[Given data]:

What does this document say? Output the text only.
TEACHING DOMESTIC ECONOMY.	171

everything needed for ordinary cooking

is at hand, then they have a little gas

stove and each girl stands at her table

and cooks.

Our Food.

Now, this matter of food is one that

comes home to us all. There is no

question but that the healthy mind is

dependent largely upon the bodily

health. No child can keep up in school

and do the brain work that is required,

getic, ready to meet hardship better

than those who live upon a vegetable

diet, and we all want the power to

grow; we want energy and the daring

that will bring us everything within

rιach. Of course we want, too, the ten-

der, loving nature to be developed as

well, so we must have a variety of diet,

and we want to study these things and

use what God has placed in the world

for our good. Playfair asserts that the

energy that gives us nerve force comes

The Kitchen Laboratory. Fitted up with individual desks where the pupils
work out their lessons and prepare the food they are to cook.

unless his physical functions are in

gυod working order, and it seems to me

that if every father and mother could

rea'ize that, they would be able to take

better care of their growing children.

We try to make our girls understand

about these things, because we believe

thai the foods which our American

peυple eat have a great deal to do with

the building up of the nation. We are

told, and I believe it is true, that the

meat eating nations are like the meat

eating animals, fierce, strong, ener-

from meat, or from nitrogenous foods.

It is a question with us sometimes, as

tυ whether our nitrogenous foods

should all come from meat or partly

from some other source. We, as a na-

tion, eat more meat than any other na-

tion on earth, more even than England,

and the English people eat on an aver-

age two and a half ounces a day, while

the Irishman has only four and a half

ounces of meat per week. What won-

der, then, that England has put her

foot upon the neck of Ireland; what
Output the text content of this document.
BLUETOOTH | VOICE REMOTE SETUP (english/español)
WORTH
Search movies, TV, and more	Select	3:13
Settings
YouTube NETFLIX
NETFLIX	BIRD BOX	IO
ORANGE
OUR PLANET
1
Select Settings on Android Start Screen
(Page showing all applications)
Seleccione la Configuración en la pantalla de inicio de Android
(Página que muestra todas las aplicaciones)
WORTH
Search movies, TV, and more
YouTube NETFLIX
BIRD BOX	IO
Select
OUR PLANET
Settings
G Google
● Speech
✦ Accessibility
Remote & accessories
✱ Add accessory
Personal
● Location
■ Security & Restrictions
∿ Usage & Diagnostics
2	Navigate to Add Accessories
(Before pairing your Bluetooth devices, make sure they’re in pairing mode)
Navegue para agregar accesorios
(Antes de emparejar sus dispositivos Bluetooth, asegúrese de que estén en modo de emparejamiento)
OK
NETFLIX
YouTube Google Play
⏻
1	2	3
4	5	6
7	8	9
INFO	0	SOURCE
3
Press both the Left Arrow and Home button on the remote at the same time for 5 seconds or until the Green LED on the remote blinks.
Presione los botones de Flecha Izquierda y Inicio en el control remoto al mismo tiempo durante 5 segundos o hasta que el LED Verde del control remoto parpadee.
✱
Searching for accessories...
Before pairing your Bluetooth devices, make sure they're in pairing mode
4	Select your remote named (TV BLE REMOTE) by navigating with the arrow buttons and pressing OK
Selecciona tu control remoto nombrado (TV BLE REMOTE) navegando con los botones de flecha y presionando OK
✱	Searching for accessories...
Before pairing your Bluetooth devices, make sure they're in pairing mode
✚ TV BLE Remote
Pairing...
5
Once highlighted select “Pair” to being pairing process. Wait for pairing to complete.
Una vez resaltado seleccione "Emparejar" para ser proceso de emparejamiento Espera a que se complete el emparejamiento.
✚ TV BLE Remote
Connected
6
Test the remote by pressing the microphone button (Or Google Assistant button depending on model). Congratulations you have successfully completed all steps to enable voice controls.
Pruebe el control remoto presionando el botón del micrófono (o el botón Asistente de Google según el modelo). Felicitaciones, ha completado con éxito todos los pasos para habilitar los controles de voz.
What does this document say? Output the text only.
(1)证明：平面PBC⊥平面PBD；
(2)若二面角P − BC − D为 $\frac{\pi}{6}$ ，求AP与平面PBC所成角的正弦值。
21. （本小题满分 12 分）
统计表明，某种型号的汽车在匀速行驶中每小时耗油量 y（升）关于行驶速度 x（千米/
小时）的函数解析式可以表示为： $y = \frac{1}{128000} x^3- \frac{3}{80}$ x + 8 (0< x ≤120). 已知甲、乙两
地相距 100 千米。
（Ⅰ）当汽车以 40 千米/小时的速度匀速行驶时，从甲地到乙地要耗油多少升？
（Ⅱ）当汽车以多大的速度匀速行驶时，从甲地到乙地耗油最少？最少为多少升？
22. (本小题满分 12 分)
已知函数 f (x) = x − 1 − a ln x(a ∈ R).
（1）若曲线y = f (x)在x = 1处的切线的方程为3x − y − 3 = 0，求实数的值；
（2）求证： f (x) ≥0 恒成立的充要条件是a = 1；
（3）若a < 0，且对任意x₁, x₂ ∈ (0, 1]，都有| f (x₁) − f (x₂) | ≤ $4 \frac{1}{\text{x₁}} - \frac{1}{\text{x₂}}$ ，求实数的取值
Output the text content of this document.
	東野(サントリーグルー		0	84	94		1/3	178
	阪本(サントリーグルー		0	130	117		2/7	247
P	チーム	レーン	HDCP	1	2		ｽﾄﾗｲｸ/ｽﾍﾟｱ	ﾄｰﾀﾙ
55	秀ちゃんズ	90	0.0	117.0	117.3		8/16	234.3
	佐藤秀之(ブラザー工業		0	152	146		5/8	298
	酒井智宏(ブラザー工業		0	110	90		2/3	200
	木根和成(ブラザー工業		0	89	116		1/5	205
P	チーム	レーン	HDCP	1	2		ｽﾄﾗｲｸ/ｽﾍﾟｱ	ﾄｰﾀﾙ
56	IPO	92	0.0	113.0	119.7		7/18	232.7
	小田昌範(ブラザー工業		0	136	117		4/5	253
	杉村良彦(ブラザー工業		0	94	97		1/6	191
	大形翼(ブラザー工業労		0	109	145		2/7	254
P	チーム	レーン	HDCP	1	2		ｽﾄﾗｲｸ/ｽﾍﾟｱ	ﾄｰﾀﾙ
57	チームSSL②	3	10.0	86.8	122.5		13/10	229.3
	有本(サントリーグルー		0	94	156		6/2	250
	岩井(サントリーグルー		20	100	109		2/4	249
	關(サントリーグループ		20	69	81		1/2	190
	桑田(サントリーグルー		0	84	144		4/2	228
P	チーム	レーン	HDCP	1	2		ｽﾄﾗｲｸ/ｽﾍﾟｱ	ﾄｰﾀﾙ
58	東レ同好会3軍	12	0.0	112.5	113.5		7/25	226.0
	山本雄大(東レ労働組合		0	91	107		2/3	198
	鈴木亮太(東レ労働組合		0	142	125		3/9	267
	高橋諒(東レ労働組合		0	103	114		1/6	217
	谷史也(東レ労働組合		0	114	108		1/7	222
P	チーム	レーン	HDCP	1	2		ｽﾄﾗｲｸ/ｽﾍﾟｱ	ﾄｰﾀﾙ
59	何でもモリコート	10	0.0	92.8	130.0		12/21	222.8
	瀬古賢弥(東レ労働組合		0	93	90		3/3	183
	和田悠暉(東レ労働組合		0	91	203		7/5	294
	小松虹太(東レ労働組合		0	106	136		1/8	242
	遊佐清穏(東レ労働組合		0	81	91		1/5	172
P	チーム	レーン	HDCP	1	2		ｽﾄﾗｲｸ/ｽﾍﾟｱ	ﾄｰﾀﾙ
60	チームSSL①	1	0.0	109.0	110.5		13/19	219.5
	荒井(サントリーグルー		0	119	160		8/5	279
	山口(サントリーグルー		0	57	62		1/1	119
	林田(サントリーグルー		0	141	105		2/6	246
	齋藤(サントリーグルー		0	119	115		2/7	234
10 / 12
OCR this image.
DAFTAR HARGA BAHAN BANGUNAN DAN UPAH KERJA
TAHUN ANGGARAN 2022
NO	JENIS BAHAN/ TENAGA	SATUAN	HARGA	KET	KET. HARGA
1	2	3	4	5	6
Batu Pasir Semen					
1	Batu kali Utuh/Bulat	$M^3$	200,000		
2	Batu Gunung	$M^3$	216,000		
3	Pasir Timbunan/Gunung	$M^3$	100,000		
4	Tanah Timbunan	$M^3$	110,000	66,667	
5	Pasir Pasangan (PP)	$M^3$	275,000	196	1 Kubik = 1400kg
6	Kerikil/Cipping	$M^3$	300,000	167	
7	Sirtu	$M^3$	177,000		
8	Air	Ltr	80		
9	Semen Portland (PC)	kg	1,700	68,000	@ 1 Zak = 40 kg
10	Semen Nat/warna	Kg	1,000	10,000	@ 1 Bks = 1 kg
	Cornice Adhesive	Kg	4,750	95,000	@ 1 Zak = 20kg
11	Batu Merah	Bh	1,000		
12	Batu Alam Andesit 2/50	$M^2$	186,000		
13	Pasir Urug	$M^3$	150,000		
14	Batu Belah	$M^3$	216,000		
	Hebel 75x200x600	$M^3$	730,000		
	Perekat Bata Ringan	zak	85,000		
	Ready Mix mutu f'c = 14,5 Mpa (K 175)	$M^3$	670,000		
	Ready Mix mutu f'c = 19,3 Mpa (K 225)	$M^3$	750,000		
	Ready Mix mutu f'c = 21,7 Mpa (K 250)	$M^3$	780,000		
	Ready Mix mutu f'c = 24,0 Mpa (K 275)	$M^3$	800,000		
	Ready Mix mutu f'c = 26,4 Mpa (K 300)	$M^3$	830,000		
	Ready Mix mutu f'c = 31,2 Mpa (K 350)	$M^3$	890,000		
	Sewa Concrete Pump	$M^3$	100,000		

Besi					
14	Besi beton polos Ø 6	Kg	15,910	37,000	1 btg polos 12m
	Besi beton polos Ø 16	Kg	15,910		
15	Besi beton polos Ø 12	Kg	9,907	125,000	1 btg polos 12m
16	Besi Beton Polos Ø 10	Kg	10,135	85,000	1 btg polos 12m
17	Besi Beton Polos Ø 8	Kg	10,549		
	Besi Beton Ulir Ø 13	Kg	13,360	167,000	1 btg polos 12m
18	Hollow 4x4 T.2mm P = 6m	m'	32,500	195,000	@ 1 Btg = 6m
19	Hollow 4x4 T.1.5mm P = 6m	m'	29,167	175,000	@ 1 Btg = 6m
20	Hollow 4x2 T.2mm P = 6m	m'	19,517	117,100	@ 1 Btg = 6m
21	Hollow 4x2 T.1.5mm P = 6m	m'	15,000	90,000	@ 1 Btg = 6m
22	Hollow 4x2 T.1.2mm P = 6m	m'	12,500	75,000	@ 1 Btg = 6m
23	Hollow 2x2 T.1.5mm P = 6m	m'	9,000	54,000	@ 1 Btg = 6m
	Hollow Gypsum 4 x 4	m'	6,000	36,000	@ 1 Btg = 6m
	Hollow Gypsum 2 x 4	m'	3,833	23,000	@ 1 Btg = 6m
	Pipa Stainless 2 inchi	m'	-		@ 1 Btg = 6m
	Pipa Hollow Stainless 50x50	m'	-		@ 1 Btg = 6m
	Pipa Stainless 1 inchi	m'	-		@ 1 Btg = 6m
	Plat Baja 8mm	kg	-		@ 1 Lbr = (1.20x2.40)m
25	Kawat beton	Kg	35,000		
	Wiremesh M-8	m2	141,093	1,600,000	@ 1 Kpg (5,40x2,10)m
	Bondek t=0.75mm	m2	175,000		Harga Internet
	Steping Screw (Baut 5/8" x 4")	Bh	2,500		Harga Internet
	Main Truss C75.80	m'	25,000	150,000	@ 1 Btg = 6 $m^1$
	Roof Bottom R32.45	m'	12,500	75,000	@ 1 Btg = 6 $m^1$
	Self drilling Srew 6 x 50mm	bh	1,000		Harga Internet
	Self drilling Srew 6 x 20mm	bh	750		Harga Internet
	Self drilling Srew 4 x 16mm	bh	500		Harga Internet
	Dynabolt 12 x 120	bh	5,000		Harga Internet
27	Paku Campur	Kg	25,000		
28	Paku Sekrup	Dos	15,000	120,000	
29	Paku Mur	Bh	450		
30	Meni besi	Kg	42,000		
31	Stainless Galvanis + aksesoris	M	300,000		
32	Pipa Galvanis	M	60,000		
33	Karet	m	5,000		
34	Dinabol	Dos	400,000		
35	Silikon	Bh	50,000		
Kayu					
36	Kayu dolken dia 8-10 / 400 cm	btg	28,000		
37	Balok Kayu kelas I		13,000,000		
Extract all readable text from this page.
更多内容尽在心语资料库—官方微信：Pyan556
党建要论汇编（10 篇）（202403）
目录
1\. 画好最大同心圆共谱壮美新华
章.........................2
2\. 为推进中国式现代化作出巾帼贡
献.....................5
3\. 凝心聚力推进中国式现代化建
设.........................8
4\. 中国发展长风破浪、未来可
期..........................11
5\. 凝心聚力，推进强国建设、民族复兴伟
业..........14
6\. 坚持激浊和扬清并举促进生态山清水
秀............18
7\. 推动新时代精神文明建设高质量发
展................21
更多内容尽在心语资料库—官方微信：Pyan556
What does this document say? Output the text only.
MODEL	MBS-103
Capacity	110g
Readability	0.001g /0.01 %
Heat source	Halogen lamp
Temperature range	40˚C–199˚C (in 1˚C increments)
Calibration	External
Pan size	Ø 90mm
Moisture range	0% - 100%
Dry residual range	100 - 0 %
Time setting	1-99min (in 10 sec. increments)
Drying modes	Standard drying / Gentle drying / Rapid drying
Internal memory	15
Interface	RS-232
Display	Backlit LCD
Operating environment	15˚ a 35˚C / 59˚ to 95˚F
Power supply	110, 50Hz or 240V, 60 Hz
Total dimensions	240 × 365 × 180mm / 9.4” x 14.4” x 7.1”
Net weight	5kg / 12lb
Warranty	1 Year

[Exercise instructions]: Go through the material above and copy each line that has the word "Galvanis".

[Correct answer]:
31	Stainless Galvanis + aksesoris	M	300,000		
32	Pipa Galvanis	M	60,000		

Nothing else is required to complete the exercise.